» Task to carry out
Copy the material from its first line through the line containing "128, 1378, 162]", changing "Renter-occupied" to "Rented" and leaving everything else the same.
━━ Exercise inputs ━━
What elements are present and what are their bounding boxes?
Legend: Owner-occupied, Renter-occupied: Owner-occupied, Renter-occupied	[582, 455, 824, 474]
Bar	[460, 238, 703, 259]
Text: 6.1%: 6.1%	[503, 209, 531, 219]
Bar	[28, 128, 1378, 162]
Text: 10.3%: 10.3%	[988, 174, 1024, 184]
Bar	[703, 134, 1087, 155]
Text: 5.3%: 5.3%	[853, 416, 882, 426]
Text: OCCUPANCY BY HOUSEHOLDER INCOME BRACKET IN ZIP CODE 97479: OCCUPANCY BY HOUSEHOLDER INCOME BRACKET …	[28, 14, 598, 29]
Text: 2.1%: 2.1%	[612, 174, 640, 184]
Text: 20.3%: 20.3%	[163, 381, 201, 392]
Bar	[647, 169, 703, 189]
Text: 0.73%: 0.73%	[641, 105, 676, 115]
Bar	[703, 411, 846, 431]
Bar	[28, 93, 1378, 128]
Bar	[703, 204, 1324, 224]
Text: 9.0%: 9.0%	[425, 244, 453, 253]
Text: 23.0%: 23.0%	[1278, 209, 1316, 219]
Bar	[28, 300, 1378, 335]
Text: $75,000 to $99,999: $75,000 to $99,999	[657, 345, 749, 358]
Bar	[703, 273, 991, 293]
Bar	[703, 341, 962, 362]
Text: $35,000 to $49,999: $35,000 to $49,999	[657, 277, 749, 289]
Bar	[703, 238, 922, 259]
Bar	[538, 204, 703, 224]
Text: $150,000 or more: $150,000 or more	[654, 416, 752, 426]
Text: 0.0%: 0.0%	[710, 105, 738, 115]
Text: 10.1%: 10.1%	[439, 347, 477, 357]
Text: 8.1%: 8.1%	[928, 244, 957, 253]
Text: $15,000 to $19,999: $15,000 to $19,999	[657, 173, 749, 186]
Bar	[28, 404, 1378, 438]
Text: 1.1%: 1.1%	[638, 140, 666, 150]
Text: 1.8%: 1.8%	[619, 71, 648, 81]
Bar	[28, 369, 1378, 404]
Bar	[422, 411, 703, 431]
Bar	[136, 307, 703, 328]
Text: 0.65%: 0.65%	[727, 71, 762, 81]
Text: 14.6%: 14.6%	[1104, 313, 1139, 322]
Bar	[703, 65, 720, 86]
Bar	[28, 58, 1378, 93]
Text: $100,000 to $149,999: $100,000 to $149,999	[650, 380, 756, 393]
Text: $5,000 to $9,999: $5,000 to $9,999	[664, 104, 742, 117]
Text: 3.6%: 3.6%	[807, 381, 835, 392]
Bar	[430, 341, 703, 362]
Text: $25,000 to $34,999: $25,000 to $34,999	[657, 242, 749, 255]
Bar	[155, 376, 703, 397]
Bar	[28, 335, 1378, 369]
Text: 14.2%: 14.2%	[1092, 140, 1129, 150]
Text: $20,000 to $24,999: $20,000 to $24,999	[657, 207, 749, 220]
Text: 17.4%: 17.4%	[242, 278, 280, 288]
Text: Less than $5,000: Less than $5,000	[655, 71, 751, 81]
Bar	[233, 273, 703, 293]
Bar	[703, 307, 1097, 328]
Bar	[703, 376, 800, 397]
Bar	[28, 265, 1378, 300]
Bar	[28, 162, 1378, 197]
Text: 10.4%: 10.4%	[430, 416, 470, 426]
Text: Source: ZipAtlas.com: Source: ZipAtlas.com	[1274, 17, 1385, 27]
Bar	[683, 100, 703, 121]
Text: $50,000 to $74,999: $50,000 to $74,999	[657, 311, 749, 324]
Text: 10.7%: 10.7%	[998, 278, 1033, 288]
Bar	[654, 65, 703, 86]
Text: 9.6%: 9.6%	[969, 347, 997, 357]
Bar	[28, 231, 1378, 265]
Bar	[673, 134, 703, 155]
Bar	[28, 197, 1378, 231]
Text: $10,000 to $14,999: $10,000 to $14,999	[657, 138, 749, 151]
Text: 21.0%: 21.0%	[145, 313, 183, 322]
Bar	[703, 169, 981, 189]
━━━
» Answer to the exercise
What elements are present and what are their bounding boxes?
Legend: Owner-occupied, Rented: Owner-occupied, Rented	[582, 455, 824, 474]
Bar	[460, 238, 703, 259]
Text: 6.1%: 6.1%	[503, 209, 531, 219]
Bar	[28, 128, 1378, 162]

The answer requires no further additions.